◆ Problem requirements
Select all lines holding the word "JEFE" from the entries that follow.

◆ Provided records
---

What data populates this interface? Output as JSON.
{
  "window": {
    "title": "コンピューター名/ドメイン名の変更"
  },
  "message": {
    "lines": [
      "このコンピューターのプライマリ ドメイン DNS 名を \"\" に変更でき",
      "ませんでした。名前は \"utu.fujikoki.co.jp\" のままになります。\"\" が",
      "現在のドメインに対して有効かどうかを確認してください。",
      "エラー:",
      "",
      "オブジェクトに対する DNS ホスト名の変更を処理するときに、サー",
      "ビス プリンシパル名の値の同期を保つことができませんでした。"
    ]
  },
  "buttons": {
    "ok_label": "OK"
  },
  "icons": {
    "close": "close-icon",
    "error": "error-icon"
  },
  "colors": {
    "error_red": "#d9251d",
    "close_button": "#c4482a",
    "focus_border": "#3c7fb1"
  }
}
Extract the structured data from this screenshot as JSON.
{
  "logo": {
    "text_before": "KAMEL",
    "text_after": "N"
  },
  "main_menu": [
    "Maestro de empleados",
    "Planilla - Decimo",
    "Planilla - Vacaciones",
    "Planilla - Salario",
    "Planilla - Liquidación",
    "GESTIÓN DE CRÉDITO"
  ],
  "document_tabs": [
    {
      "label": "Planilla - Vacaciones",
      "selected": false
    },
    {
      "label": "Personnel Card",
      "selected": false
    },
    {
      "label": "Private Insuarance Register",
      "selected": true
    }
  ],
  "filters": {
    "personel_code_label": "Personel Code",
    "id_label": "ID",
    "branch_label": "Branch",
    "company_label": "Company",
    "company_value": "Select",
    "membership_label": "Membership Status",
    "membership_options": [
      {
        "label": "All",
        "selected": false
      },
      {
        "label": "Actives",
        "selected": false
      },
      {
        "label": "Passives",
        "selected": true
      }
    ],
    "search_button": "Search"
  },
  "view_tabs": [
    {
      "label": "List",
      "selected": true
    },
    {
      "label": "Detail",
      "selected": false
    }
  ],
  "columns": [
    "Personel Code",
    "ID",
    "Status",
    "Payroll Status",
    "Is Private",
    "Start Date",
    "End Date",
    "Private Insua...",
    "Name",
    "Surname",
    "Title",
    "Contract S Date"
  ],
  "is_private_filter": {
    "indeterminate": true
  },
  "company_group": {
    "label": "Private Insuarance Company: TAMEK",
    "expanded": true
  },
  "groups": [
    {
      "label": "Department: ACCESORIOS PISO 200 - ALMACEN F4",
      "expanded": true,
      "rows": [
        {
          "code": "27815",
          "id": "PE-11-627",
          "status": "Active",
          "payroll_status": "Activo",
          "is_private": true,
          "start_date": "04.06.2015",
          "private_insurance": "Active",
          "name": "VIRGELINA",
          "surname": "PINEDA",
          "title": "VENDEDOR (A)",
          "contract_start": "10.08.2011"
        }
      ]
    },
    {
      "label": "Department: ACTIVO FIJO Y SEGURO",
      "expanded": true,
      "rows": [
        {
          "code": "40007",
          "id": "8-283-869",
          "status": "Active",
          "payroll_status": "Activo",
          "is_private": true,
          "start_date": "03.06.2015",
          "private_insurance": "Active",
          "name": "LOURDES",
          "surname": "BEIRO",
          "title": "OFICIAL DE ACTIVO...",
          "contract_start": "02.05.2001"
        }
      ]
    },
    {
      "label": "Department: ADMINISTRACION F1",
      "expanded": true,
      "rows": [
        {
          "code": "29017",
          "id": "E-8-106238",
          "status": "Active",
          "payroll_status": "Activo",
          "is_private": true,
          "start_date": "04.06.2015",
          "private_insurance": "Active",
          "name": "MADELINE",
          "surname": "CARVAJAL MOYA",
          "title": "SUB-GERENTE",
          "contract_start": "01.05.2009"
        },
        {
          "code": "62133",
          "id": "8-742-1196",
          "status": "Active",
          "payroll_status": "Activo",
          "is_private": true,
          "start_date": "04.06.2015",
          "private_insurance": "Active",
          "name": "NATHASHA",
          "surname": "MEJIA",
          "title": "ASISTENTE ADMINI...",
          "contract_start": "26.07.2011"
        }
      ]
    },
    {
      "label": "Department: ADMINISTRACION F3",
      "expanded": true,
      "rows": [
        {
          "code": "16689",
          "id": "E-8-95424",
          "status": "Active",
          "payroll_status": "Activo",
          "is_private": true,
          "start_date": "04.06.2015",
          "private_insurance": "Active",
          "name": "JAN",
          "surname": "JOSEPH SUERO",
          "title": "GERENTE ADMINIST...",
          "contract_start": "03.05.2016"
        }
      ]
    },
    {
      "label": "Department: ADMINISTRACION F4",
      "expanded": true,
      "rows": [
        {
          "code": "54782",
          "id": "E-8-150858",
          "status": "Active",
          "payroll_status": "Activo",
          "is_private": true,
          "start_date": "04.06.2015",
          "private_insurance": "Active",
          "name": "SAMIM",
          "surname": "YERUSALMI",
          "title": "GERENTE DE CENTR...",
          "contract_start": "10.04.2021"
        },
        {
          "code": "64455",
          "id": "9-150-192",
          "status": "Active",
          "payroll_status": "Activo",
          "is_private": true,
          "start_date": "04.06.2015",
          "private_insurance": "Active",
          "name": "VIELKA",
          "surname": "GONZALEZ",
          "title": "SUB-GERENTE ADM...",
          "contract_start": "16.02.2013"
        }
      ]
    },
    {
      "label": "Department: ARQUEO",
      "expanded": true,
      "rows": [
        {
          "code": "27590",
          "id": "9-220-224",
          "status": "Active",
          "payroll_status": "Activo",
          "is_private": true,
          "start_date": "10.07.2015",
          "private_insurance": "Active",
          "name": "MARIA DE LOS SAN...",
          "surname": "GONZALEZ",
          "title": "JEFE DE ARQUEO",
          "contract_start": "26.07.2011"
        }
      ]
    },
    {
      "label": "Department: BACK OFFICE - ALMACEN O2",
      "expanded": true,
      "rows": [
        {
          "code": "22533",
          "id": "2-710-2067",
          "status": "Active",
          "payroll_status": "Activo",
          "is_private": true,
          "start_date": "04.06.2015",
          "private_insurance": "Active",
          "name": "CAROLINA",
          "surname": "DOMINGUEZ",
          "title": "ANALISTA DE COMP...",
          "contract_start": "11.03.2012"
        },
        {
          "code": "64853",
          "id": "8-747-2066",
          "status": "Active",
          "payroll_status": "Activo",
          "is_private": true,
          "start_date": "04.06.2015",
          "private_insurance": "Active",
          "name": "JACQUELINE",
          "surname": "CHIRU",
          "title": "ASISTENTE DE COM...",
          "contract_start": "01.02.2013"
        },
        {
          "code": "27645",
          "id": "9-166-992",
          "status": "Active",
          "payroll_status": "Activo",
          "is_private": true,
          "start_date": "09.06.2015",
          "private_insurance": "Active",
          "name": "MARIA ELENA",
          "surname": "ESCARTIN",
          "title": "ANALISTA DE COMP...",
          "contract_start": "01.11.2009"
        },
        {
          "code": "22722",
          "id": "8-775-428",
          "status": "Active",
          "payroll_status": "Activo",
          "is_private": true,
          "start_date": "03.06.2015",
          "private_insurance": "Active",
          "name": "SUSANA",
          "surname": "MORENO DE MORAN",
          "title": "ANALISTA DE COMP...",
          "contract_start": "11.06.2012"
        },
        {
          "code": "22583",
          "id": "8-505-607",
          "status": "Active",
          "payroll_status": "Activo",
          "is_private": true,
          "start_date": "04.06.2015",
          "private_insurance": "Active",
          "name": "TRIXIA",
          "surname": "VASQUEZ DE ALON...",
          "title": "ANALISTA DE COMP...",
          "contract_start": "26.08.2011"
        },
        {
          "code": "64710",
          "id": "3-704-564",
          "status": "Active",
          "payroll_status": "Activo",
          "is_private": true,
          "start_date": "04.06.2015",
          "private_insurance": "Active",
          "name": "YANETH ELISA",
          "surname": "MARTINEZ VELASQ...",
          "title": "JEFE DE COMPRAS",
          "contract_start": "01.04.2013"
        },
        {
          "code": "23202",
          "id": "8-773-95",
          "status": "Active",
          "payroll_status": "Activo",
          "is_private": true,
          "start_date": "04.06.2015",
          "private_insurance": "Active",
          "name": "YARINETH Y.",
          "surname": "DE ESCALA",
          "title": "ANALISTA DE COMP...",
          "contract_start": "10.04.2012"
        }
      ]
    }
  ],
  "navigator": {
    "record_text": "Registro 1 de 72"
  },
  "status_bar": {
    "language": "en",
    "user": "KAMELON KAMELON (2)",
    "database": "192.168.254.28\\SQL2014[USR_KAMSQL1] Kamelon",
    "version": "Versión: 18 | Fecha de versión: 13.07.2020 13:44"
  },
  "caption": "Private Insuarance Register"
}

---

◆ Exercise result
          "title": "JEFE DE ARQUEO",
          "title": "JEFE DE COMPRAS",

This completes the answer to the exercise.